I liked playing little arrangements of Haydn, and I learnt a piece
that had some trills -- embellishments we called them, and I loved
that word. (I think I was a sucker for words with double 'll'
in them at that stage. I adored a piece of music because it was
called 'Les Hirondelles'.) In lessons and practice I got the trills
going well, but came the day of the concert and I simply left
them out. Nobody much cared about this, but Mr Buchanan was shocked.
He only wanted to know why? I couldn't explain. My fingers just wouldn't do it. Anyhow, the
point of all this is that I never had another lesson from Mr Buchanan,
and shortly after that, I learned that he had died. I was filled
with sadness and guilt. Leave out the embellishments and the teacher dies.
I had other teachers, but there is nothing much to report. I was
obsessed by the piano for a time, and later obsessed by the violin.
No singing teacher with a barometer. I now play the piano and
the violin strictly for my own pleasure, putting in or leaving
out as many trills as I like. My favourite recording is that of
Itzhak Perlman playing Beethoven's violin sonatas, accompanied
by Vladimir Ashkenazy on the piano. Recently I found an old photograph
of myself at a piano, round about the time of Mr Buchanan and
Haydn. It's a shiny black grand on a stage, and the photographer
has caught me in profile as I am about to attack the keyboard. I am only telling you this because there is an
odd similarity between my attitude and that of the angel in the
picture on the jacket of this book. The painting is by Vaclav
Vaca who is a Canadian artist. I didn't realise, when I chose
the image for the jacket, that there was an echo of myself in
the figure. (The angel and I part company once we have assumed
our positions at the piano.) I only knew that this was the picture
that had to lead the reader to the stories in the book, a manic, desperate
heavenly messenger whose music sets the pages and, indeed, the
world, on fire. When the writers talk about music they talk about
the power and violence of strong human feelings, emotions of love
and hate, anger, despair and jealousy. They touch on mystery,
on the puzzle of creativity.
In some of these stories there are piano teacher anecdotes, hints
of the idea that began my construction of this anothology. In
the extract from Peter Goldsworthy's Maestro and the one from The Mint Lawn by Gillian Mears you will find these hints, but the stories go
far, far beyond my first idea in their examination of the complex
feelings and relationships that surround and embed themselves
in the human response to music. Something that surprised me was
the number of busts of great composers that adorn the pianos of
students and teachers in these stories. Everywhere a dusty effigy
of Beethoven, thedustiest being in Matthew Condon's story. Not
as many nuns as I expected, but Robert Dessaix brings us a truly
awful Sacred Heart.
Kerryn Goldsworthy's piece, written before Jane Campion's film
was released, curiously echoes the film, and is written in the
voice of a colonial woman, composed and shocking. Shocking too
the strange events of John Cranna's story. Oh, the brilliant,
violent madness of the extract from Alison Lesley Gold's book
Clairvoyant, and the exquisite pain of suicide in Hal Porter's 'Miss Rodda'.

→ **Dataset excerpts**:
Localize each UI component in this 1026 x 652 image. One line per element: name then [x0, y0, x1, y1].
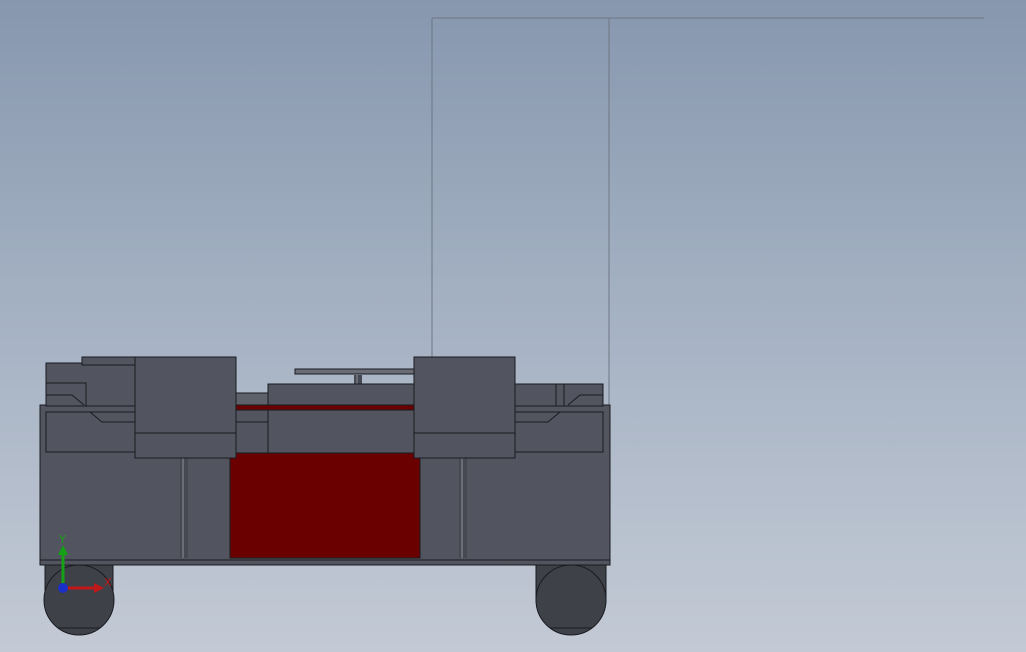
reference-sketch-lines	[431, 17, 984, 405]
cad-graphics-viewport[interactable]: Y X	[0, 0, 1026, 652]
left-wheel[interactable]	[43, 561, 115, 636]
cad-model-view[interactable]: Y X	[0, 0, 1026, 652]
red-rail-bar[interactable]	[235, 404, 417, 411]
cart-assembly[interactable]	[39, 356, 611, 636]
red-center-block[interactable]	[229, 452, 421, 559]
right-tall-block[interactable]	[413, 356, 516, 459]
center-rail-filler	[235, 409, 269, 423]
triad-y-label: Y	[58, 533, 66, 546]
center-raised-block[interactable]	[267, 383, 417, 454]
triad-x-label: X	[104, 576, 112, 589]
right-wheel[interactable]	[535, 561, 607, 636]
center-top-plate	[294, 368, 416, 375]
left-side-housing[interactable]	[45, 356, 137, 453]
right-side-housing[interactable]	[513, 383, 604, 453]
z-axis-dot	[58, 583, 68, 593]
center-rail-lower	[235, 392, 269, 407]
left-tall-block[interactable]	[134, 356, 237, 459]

→ **Stated problem A**: Lay out the lines of the rows in Block 1 as a numbered list, skipping any blank lines and leaving out the picture placeholder.
→ **Stated problem B**: Proceed with the passage about piano lessons and the anthology's stories, picking up after its final sentence.
The passage about music lessons and the rows have no connection to each other.

→ **Written answer A**:
1. Localize each UI component in this 1026 x 652 image. One line per element: name then [x0, y0, x1, y1].
2. reference-sketch-lines	[431, 17, 984, 405]
3. cad-graphics-viewport[interactable]: Y X	[0, 0, 1026, 652]
4. left-wheel[interactable]	[43, 561, 115, 636]
5. cad-model-view[interactable]: Y X	[0, 0, 1026, 652]
6. red-rail-bar[interactable]	[235, 404, 417, 411]
7. cart-assembly[interactable]	[39, 356, 611, 636]
8. red-center-block[interactable]	[229, 452, 421, 559]
9. right-tall-block[interactable]	[413, 356, 516, 459]
10. center-rail-filler	[235, 409, 269, 423]
11. triad-y-label: Y	[58, 533, 66, 546]
12. center-raised-block[interactable]	[267, 383, 417, 454]
13. triad-x-label: X	[104, 576, 112, 589]
14. right-wheel[interactable]	[535, 561, 607, 636]
15. center-top-plate	[294, 368, 416, 375]
16. left-side-housing[interactable]	[45, 356, 137, 453]
17. right-side-housing[interactable]	[513, 383, 604, 453]
18. z-axis-dot	[58, 583, 68, 593]
19. center-rail-lower	[235, 392, 269, 407]
20. left-tall-block[interactable]	[134, 356, 237, 459]

→ **Written answer B**:
(Gillian Mears commented that it would be unimaginable to produce
this book without including 'Miss Rodda'.)
The stories by Timothy Doyle and David Brooks take us away from
the instruments and concentrate on the human voice; and I am haunted
by Marion Halligan's unhappy cousin who sang 'Now sleeps the crimson
petal' in a 'dark rich voice'.
Helen Garner introduces a range of instruments at a family gathering
where there are nervous undertones to the music made. Jane Watson's
character moves sadly from one instrument to another, trying to
express herself, drowned by the behaviour of the parents. Parental
hope and despair are ruthlessly explored in 'The Sun Like Honey'
by Janey Runci. I read this story to a class of secondary students,
and they re-told the events from the point of view of the daughter
- a different story indeed. 'Striving to please', the girl in
Fay Zwicky's story 'practised scales and read Greek myths'.
This girl learned to hate. The mother in 'The Sun Like Honey'
also leared to hate. The sounds of the saxophone and the 'cello
come from Julian Davies and Bronwyn Minifie, the flute from Gillian
Mears. And in the pieces by Chris Gregory and Thea Astley we see
strange musical fanatics at work in very different ways.
Terry Lane tells the story of Rosemary Brown who is 'visited'
by some of the great composers, and who writes music to their
dictation. He speaks of 'the mystery at the heart of things'.
In the stories in this collection the writers approach the mystery,
examine the role of music in the heart of things, reflect on the
relationship between music and human passion, human joy and sorrow.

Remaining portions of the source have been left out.